• The problem
Render the material again word for word, skipping the pictures in it.

-- Begin Data records --

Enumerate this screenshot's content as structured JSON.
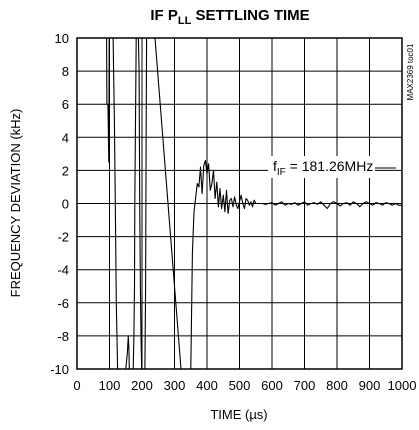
{
  "chart_data": {
    "type": "line",
    "title_main": "IF P",
    "title_sub": "LL",
    "title_rest": " SETTLING TIME",
    "xlabel": "TIME (µs)",
    "ylabel": "FREQUENCY DEVIATION (kHz)",
    "xlim": [
      0,
      1000
    ],
    "ylim": [
      -10,
      10
    ],
    "x_ticks": [
      0,
      100,
      200,
      300,
      400,
      500,
      600,
      700,
      800,
      900,
      1000
    ],
    "y_ticks": [
      10,
      8,
      6,
      4,
      2,
      0,
      -2,
      -4,
      -6,
      -8,
      -10
    ],
    "grid": true,
    "annotation_main": "f",
    "annotation_sub": "IF",
    "annotation_rest": " = 181.26MHz",
    "part_code": "MAX2369 toc01",
    "series": [
      {
        "x": [
          88,
          89,
          91,
          92,
          94,
          95,
          96,
          98,
          99,
          101,
          103,
          106,
          108,
          111,
          115,
          118,
          121,
          125,
          128,
          134,
          140,
          145,
          150,
          155,
          158,
          160,
          161,
          162,
          163,
          164,
          165,
          166,
          167,
          168,
          170,
          172,
          173,
          175,
          177,
          178,
          180,
          182,
          184,
          187,
          189,
          191,
          193,
          195,
          197,
          199,
          201,
          203,
          205,
          207,
          209,
          211,
          213,
          214,
          216,
          218,
          220,
          222,
          230,
          237,
          240,
          320,
          329,
          330,
          335,
          345,
          350,
          355,
          360,
          370,
          375,
          380,
          385,
          390,
          395,
          400,
          405,
          410,
          415,
          420,
          425,
          430,
          435,
          440,
          445,
          450,
          455,
          460,
          465,
          470,
          475,
          480,
          485,
          490,
          495,
          500,
          505,
          510,
          515,
          520,
          525,
          530,
          535,
          540,
          545,
          550,
          560,
          570,
          580,
          590,
          600,
          610,
          620,
          630,
          640,
          650,
          660,
          670,
          680,
          690,
          700,
          710,
          720,
          730,
          740,
          750,
          760,
          770,
          780,
          790,
          800,
          810,
          820,
          830,
          840,
          850,
          860,
          870,
          880,
          890,
          900,
          910,
          920,
          930,
          940,
          950,
          960,
          970,
          980,
          990,
          1000
        ],
        "y": [
          10,
          10,
          10,
          6,
          6,
          6,
          5,
          2.5,
          10,
          10,
          10,
          10,
          10,
          10,
          5,
          0,
          -6,
          -10,
          -10,
          -10,
          -10,
          -10,
          -10,
          -9,
          -8,
          -9,
          -10,
          -10,
          -10,
          -10,
          -10,
          -10,
          -10,
          -10,
          -10,
          -10,
          -10,
          -8,
          -5,
          0,
          5,
          10,
          10,
          10,
          10,
          8,
          0,
          -5,
          -8,
          -10,
          -10,
          -10,
          -10,
          -10,
          -10,
          -5,
          5,
          10,
          10,
          10,
          10,
          10,
          10,
          10,
          10,
          -10,
          -10,
          -10,
          -10,
          -10,
          -10,
          -3,
          -0.5,
          1.2,
          1.0,
          2.2,
          0.6,
          2.3,
          2.6,
          1.8,
          2.4,
          0.8,
          1.2,
          2.0,
          0.3,
          1.3,
          -0.2,
          0.9,
          -0.3,
          0.5,
          -0.5,
          0.8,
          -0.6,
          0.2,
          0.3,
          -0.2,
          0.4,
          -0.1,
          -0.3,
          0.1,
          0.5,
          0.0,
          -0.3,
          0.3,
          0.2,
          -0.1,
          0.1,
          -0.2,
          0.2,
          0.0,
          0.0,
          0.0,
          -0.05,
          0.0,
          0.05,
          -0.1,
          0.0,
          0.1,
          -0.1,
          0.0,
          -0.05,
          0.05,
          -0.1,
          0.0,
          0.1,
          -0.1,
          0.0,
          0.05,
          -0.05,
          0.1,
          -0.1,
          -0.3,
          0.0,
          0.1,
          0.0,
          -0.15,
          0.0,
          0.05,
          -0.1,
          0.1,
          0.0,
          -0.2,
          0.0,
          0.1,
          0.0,
          -0.1,
          0.05,
          0.0,
          -0.1,
          0.05,
          0.0,
          -0.1,
          0.0,
          -0.1,
          -0.1
        ]
      }
    ]
  }
}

-- End Data records --

• Correct output
Enumerate this screenshot's content as structured JSON.
{
  "chart_data": {
    "type": "line",
    "title_main": "IF P",
    "title_sub": "LL",
    "title_rest": " SETTLING TIME",
    "xlabel": "TIME (µs)",
    "ylabel": "FREQUENCY DEVIATION (kHz)",
    "xlim": [
      0,
      1000
    ],
    "ylim": [
      -10,
      10
    ],
    "x_ticks": [
      0,
      100,
      200,
      300,
      400,
      500,
      600,
      700,
      800,
      900,
      1000
    ],
    "y_ticks": [
      10,
      8,
      6,
      4,
      2,
      0,
      -2,
      -4,
      -6,
      -8,
      -10
    ],
    "grid": true,
    "annotation_main": "f",
    "annotation_sub": "IF",
    "annotation_rest": " = 181.26MHz",
    "part_code": "MAX2369 toc01",
    "series": [
      {
        "x": [
          88,
          89,
          91,
          92,
          94,
          95,
          96,
          98,
          99,
          101,
          103,
          106,
          108,
          111,
          115,
          118,
          121,
          125,
          128,
          134,
          140,
          145,
          150,
          155,
          158,
          160,
          161,
          162,
          163,
          164,
          165,
          166,
          167,
          168,
          170,
          172,
          173,
          175,
          177,
          178,
          180,
          182,
          184,
          187,
          189,
          191,
          193,
          195,
          197,
          199,
          201,
          203,
          205,
          207,
          209,
          211,
          213,
          214,
          216,
          218,
          220,
          222,
          230,
          237,
          240,
          320,
          329,
          330,
          335,
          345,
          350,
          355,
          360,
          370,
          375,
          380,
          385,
          390,
          395,
          400,
          405,
          410,
          415,
          420,
          425,
          430,
          435,
          440,
          445,
          450,
          455,
          460,
          465,
          470,
          475,
          480,
          485,
          490,
          495,
          500,
          505,
          510,
          515,
          520,
          525,
          530,
          535,
          540,
          545,
          550,
          560,
          570,
          580,
          590,
          600,
          610,
          620,
          630,
          640,
          650,
          660,
          670,
          680,
          690,
          700,
          710,
          720,
          730,
          740,
          750,
          760,
          770,
          780,
          790,
          800,
          810,
          820,
          830,
          840,
          850,
          860,
          870,
          880,
          890,
          900,
          910,
          920,
          930,
          940,
          950,
          960,
          970,
          980,
          990,
          1000
        ],
        "y": [
          10,
          10,
          10,
          6,
          6,
          6,
          5,
          2.5,
          10,
          10,
          10,
          10,
          10,
          10,
          5,
          0,
          -6,
          -10,
          -10,
          -10,
          -10,
          -10,
          -10,
          -9,
          -8,
          -9,
          -10,
          -10,
          -10,
          -10,
          -10,
          -10,
          -10,
          -10,
          -10,
          -10,
          -10,
          -8,
          -5,
          0,
          5,
          10,
          10,
          10,
          10,
          8,
          0,
          -5,
          -8,
          -10,
          -10,
          -10,
          -10,
          -10,
          -10,
          -5,
          5,
          10,
          10,
          10,
          10,
          10,
          10,
          10,
          10,
          -10,
          -10,
          -10,
          -10,
          -10,
          -10,
          -3,
          -0.5,
          1.2,
          1.0,
          2.2,
          0.6,
          2.3,
          2.6,
          1.8,
          2.4,
          0.8,
          1.2,
          2.0,
          0.3,
          1.3,
          -0.2,
          0.9,
          -0.3,
          0.5,
          -0.5,
          0.8,
          -0.6,
          0.2,
          0.3,
          -0.2,
          0.4,
          -0.1,
          -0.3,
          0.1,
          0.5,
          0.0,
          -0.3,
          0.3,
          0.2,
          -0.1,
          0.1,
          -0.2,
          0.2,
          0.0,
          0.0,
          0.0,
          -0.05,
          0.0,
          0.05,
          -0.1,
          0.0,
          0.1,
          -0.1,
          0.0,
          -0.05,
          0.05,
          -0.1,
          0.0,
          0.1,
          -0.1,
          0.0,
          0.05,
          -0.05,
          0.1,
          -0.1,
          -0.3,
          0.0,
          0.1,
          0.0,
          -0.15,
          0.0,
          0.05,
          -0.1,
          0.1,
          0.0,
          -0.2,
          0.0,
          0.1,
          0.0,
          -0.1,
          0.05,
          0.0,
          -0.1,
          0.05,
          0.0,
          -0.1,
          0.0,
          -0.1,
          -0.1
        ]
      }
    ]
  }
}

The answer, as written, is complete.